▶ _Dataset records_
+-------+

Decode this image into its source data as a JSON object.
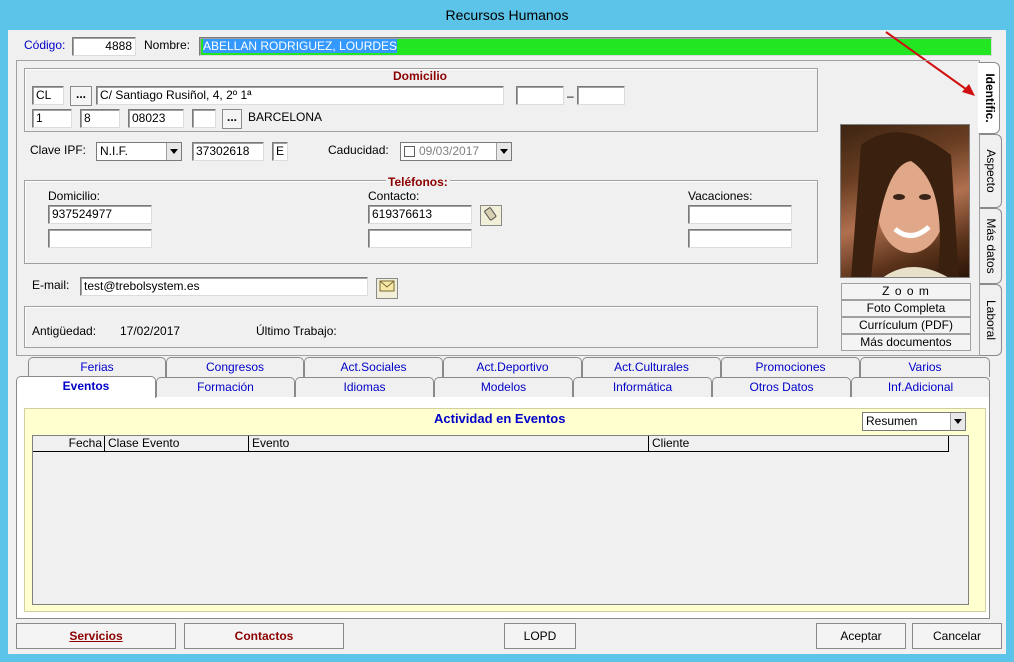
{
  "window": {
    "title": "Recursos Humanos"
  },
  "header": {
    "codigo_label": "Código:",
    "codigo_value": "4888",
    "nombre_label": "Nombre:",
    "nombre_value": "ABELLAN RODRIGUEZ, LOURDES"
  },
  "domicilio": {
    "title": "Domicilio",
    "via_tipo": "CL",
    "ellipsis": "...",
    "direccion": "C/ Santiago Rusiñol, 4, 2º 1ª",
    "dash": "–",
    "num1": "1",
    "num2": "8",
    "cp": "08023",
    "ciudad": "BARCELONA"
  },
  "ident": {
    "clave_label": "Clave IPF:",
    "tipo_doc": "N.I.F.",
    "numero": "37302618",
    "letra": "E",
    "caducidad_label": "Caducidad:",
    "caducidad_value": "09/03/2017"
  },
  "telefonos": {
    "title": "Teléfonos:",
    "domicilio_label": "Domicilio:",
    "domicilio_value": "937524977",
    "contacto_label": "Contacto:",
    "contacto_value": "619376613",
    "vacaciones_label": "Vacaciones:"
  },
  "email": {
    "label": "E-mail:",
    "value": "test@trebolsystem.es"
  },
  "antiguedad": {
    "label": "Antigüedad:",
    "value": "17/02/2017",
    "ultimo_label": "Último Trabajo:"
  },
  "photo_buttons": [
    "Z o o m",
    "Foto Completa",
    "Currículum (PDF)",
    "Más documentos"
  ],
  "side_tabs": [
    "Identific.",
    "Aspecto",
    "Más datos",
    "Laboral"
  ],
  "tabs_row1": [
    "Ferias",
    "Congresos",
    "Act.Sociales",
    "Act.Deportivo",
    "Act.Culturales",
    "Promociones",
    "Varios"
  ],
  "tabs_row2": [
    "Eventos",
    "Formación",
    "Idiomas",
    "Modelos",
    "Informática",
    "Otros Datos",
    "Inf.Adicional"
  ],
  "eventos": {
    "title": "Actividad en Eventos",
    "view_select": "Resumen",
    "columns": [
      "Fecha",
      "Clase Evento",
      "Evento",
      "Cliente"
    ]
  },
  "footer": {
    "servicios": "Servicios",
    "contactos": "Contactos",
    "lopd": "LOPD",
    "aceptar": "Aceptar",
    "cancelar": "Cancelar"
  },
  "colors": {
    "name_field": "#22e622",
    "accent_blue": "#0000c8",
    "group_title": "#8b0000",
    "panel_yellow": "#ffffd0"
  }
}
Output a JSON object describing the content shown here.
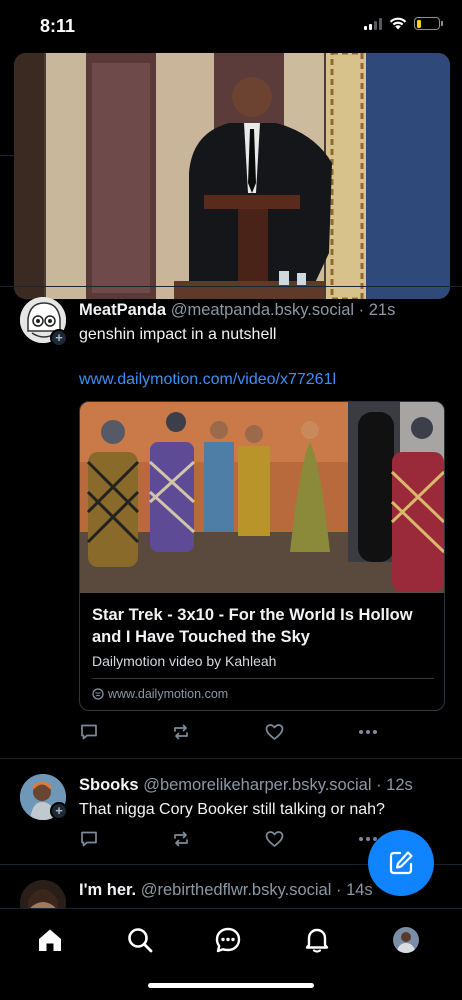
{
  "status_bar": {
    "time": "8:11"
  },
  "feed": {
    "posts": [
      {
        "display_name": "MeatPanda",
        "handle": "@meatpanda.bsky.social",
        "time": "· 21s",
        "text": "genshin impact in a nutshell",
        "link": "www.dailymotion.com/video/x77261l",
        "embed": {
          "title": "Star Trek - 3x10 - For the World Is Hollow and I Have Touched the Sky",
          "description": "Dailymotion video by Kahleah",
          "domain": "www.dailymotion.com"
        }
      },
      {
        "display_name": "Sbooks",
        "handle": "@bemorelikeharper.bsky.social",
        "time": "· 12s",
        "text": "That nigga Cory Booker still talking or nah?"
      },
      {
        "display_name": "I'm her.",
        "handle": "@rebirthedflwr.bsky.social",
        "time": "· 14s"
      }
    ]
  },
  "icons": {
    "reply": "reply-icon",
    "repost": "repost-icon",
    "like": "heart-icon",
    "more": "more-icon",
    "compose": "compose-icon",
    "nav": [
      "home-icon",
      "search-icon",
      "chat-icon",
      "bell-icon",
      "profile-avatar"
    ]
  },
  "colors": {
    "accent": "#1083fe",
    "link": "#3e8ff7",
    "muted": "#8b98a5",
    "battery": "#ffd60a"
  }
}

+-------+

▶ _The problem_
Collect each line of the entries that has the word "bsky", copying it in full.

▶ _Exercise response_
        "handle": "@meatpanda.bsky.social",
        "handle": "@bemorelikeharper.bsky.social",
        "handle": "@rebirthedflwr.bsky.social",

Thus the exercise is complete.